> DO THIS:
Go through the data below. Pull out every line that has the word "estados".
========
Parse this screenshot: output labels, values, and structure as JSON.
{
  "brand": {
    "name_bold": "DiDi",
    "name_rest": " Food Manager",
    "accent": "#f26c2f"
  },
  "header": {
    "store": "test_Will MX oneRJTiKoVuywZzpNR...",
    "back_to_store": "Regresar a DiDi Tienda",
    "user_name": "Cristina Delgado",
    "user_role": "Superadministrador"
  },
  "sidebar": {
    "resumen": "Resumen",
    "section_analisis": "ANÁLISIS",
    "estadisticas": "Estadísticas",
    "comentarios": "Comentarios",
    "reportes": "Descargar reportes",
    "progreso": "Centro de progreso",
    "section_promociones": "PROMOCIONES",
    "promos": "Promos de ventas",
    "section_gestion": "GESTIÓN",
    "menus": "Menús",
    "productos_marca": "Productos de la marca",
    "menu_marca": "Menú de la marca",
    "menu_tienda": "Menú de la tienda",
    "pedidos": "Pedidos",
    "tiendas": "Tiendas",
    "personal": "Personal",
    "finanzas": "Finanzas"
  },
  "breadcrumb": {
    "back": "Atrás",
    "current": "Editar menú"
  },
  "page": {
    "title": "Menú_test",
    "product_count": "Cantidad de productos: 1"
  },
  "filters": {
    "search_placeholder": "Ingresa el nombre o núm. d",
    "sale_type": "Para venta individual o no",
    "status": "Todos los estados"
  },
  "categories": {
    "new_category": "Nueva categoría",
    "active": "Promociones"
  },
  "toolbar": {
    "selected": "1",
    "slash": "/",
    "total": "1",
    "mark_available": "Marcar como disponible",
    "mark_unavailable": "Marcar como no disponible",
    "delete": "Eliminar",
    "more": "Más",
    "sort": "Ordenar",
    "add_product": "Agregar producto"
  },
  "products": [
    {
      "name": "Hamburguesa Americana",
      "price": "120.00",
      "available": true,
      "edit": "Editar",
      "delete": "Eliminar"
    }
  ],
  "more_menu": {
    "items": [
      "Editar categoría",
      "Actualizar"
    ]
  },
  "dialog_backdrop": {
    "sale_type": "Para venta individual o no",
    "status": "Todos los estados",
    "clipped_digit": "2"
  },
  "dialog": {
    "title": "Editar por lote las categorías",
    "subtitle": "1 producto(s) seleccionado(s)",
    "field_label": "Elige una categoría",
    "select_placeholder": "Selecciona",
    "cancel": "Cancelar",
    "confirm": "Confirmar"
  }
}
========
> COMPLETE RESPONSE:
    "status": "Todos los estados"
    "status": "Todos los estados",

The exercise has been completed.